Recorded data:
- - -
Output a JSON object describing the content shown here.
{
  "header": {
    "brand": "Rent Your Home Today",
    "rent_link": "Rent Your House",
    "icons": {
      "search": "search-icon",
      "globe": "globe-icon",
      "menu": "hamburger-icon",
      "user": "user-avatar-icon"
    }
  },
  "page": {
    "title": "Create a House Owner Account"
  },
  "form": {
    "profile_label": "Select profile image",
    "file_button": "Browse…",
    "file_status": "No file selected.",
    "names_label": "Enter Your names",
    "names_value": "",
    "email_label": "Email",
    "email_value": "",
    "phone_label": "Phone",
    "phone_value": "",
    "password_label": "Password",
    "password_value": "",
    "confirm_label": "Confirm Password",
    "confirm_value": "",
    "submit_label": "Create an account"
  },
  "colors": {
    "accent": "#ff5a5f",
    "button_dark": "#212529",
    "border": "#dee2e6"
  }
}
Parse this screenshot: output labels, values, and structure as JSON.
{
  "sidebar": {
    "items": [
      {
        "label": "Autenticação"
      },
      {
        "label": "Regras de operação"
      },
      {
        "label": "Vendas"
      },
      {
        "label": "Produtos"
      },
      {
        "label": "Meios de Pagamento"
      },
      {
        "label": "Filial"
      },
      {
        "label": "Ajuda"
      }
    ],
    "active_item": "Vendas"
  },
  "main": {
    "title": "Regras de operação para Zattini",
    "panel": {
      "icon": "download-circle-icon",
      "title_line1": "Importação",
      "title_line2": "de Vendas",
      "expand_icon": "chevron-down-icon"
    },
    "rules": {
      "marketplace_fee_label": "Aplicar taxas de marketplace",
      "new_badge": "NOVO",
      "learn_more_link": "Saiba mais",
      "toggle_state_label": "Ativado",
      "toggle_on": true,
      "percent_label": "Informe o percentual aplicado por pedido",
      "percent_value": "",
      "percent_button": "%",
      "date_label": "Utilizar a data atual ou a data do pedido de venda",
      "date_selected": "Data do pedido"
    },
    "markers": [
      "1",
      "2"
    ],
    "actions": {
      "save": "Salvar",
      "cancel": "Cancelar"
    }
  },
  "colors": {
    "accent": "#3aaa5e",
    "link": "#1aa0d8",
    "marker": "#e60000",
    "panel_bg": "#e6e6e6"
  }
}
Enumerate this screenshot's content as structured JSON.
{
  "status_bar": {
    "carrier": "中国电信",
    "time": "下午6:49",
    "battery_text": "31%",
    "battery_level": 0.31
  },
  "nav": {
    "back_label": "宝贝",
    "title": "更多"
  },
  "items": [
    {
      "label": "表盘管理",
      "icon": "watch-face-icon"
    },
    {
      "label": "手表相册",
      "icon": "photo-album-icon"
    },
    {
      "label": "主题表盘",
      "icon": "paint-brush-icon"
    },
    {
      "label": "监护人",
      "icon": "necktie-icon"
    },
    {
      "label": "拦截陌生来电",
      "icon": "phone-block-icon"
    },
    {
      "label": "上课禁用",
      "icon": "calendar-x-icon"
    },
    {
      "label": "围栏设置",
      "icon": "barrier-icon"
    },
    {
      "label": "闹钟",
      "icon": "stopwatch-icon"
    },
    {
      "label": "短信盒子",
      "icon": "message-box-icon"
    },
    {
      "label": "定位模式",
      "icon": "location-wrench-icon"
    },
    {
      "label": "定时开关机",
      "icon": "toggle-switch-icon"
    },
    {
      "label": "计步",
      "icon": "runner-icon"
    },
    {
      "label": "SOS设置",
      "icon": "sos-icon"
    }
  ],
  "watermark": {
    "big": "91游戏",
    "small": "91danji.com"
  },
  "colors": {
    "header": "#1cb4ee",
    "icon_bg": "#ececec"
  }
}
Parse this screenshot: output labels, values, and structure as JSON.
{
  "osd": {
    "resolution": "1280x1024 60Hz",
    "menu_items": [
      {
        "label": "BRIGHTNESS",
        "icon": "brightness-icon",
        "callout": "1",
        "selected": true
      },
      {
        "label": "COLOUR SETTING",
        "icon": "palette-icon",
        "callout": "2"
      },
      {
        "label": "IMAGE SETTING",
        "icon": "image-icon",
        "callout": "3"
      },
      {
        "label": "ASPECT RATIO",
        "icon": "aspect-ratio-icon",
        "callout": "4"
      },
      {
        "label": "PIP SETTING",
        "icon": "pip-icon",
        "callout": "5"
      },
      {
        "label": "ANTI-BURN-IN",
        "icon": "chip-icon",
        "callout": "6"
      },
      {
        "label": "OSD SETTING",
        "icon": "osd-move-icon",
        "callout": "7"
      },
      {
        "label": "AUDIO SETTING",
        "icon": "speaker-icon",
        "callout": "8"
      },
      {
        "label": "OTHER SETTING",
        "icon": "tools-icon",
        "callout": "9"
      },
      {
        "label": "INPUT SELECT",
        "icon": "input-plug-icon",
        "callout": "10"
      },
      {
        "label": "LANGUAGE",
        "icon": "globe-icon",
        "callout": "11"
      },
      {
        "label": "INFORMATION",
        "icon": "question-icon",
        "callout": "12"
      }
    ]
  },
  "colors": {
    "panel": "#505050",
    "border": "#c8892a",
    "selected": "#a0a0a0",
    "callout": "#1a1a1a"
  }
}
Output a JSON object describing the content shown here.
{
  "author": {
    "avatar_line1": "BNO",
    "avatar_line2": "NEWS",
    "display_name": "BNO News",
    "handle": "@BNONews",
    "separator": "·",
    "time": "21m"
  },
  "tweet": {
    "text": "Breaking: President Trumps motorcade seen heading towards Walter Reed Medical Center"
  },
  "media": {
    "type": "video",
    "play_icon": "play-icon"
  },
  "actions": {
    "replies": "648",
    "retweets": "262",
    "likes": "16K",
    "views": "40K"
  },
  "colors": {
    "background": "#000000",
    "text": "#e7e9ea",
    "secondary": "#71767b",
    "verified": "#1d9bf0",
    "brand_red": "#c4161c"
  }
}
- - -
*DESCRIPTION OF THE TASK*.
Write out the listing once more, matching it exactly.

*THE RESULT*.
Output a JSON object describing the content shown here.
{
  "header": {
    "brand": "Rent Your Home Today",
    "rent_link": "Rent Your House",
    "icons": {
      "search": "search-icon",
      "globe": "globe-icon",
      "menu": "hamburger-icon",
      "user": "user-avatar-icon"
    }
  },
  "page": {
    "title": "Create a House Owner Account"
  },
  "form": {
    "profile_label": "Select profile image",
    "file_button": "Browse…",
    "file_status": "No file selected.",
    "names_label": "Enter Your names",
    "names_value": "",
    "email_label": "Email",
    "email_value": "",
    "phone_label": "Phone",
    "phone_value": "",
    "password_label": "Password",
    "password_value": "",
    "confirm_label": "Confirm Password",
    "confirm_value": "",
    "submit_label": "Create an account"
  },
  "colors": {
    "accent": "#ff5a5f",
    "button_dark": "#212529",
    "border": "#dee2e6"
  }
}
Parse this screenshot: output labels, values, and structure as JSON.
{
  "sidebar": {
    "items": [
      {
        "label": "Autenticação"
      },
      {
        "label": "Regras de operação"
      },
      {
        "label": "Vendas"
      },
      {
        "label": "Produtos"
      },
      {
        "label": "Meios de Pagamento"
      },
      {
        "label": "Filial"
      },
      {
        "label": "Ajuda"
      }
    ],
    "active_item": "Vendas"
  },
  "main": {
    "title": "Regras de operação para Zattini",
    "panel": {
      "icon": "download-circle-icon",
      "title_line1": "Importação",
      "title_line2": "de Vendas",
      "expand_icon": "chevron-down-icon"
    },
    "rules": {
      "marketplace_fee_label": "Aplicar taxas de marketplace",
      "new_badge": "NOVO",
      "learn_more_link": "Saiba mais",
      "toggle_state_label": "Ativado",
      "toggle_on": true,
      "percent_label": "Informe o percentual aplicado por pedido",
      "percent_value": "",
      "percent_button": "%",
      "date_label": "Utilizar a data atual ou a data do pedido de venda",
      "date_selected": "Data do pedido"
    },
    "markers": [
      "1",
      "2"
    ],
    "actions": {
      "save": "Salvar",
      "cancel": "Cancelar"
    }
  },
  "colors": {
    "accent": "#3aaa5e",
    "link": "#1aa0d8",
    "marker": "#e60000",
    "panel_bg": "#e6e6e6"
  }
}
Enumerate this screenshot's content as structured JSON.
{
  "status_bar": {
    "carrier": "中国电信",
    "time": "下午6:49",
    "battery_text": "31%",
    "battery_level": 0.31
  },
  "nav": {
    "back_label": "宝贝",
    "title": "更多"
  },
  "items": [
    {
      "label": "表盘管理",
      "icon": "watch-face-icon"
    },
    {
      "label": "手表相册",
      "icon": "photo-album-icon"
    },
    {
      "label": "主题表盘",
      "icon": "paint-brush-icon"
    },
    {
      "label": "监护人",
      "icon": "necktie-icon"
    },
    {
      "label": "拦截陌生来电",
      "icon": "phone-block-icon"
    },
    {
      "label": "上课禁用",
      "icon": "calendar-x-icon"
    },
    {
      "label": "围栏设置",
      "icon": "barrier-icon"
    },
    {
      "label": "闹钟",
      "icon": "stopwatch-icon"
    },
    {
      "label": "短信盒子",
      "icon": "message-box-icon"
    },
    {
      "label": "定位模式",
      "icon": "location-wrench-icon"
    },
    {
      "label": "定时开关机",
      "icon": "toggle-switch-icon"
    },
    {
      "label": "计步",
      "icon": "runner-icon"
    },
    {
      "label": "SOS设置",
      "icon": "sos-icon"
    }
  ],
  "watermark": {
    "big": "91游戏",
    "small": "91danji.com"
  },
  "colors": {
    "header": "#1cb4ee",
    "icon_bg": "#ececec"
  }
}
Parse this screenshot: output labels, values, and structure as JSON.
{
  "osd": {
    "resolution": "1280x1024 60Hz",
    "menu_items": [
      {
        "label": "BRIGHTNESS",
        "icon": "brightness-icon",
        "callout": "1",
        "selected": true
      },
      {
        "label": "COLOUR SETTING",
        "icon": "palette-icon",
        "callout": "2"
      },
      {
        "label": "IMAGE SETTING",
        "icon": "image-icon",
        "callout": "3"
      },
      {
        "label": "ASPECT RATIO",
        "icon": "aspect-ratio-icon",
        "callout": "4"
      },
      {
        "label": "PIP SETTING",
        "icon": "pip-icon",
        "callout": "5"
      },
      {
        "label": "ANTI-BURN-IN",
        "icon": "chip-icon",
        "callout": "6"
      },
      {
        "label": "OSD SETTING",
        "icon": "osd-move-icon",
        "callout": "7"
      },
      {
        "label": "AUDIO SETTING",
        "icon": "speaker-icon",
        "callout": "8"
      },
      {
        "label": "OTHER SETTING",
        "icon": "tools-icon",
        "callout": "9"
      },
      {
        "label": "INPUT SELECT",
        "icon": "input-plug-icon",
        "callout": "10"
      },
      {
        "label": "LANGUAGE",
        "icon": "globe-icon",
        "callout": "11"
      },
      {
        "label": "INFORMATION",
        "icon": "question-icon",
        "callout": "12"
      }
    ]
  },
  "colors": {
    "panel": "#505050",
    "border": "#c8892a",
    "selected": "#a0a0a0",
    "callout": "#1a1a1a"
  }
}
Output a JSON object describing the content shown here.
{
  "author": {
    "avatar_line1": "BNO",
    "avatar_line2": "NEWS",
    "display_name": "BNO News",
    "handle": "@BNONews",
    "separator": "·",
    "time": "21m"
  },
  "tweet": {
    "text": "Breaking: President Trumps motorcade seen heading towards Walter Reed Medical Center"
  },
  "media": {
    "type": "video",
    "play_icon": "play-icon"
  },
  "actions": {
    "replies": "648",
    "retweets": "262",
    "likes": "16K",
    "views": "40K"
  },
  "colors": {
    "background": "#000000",
    "text": "#e7e9ea",
    "secondary": "#71767b",
    "verified": "#1d9bf0",
    "brand_red": "#c4161c"
  }
}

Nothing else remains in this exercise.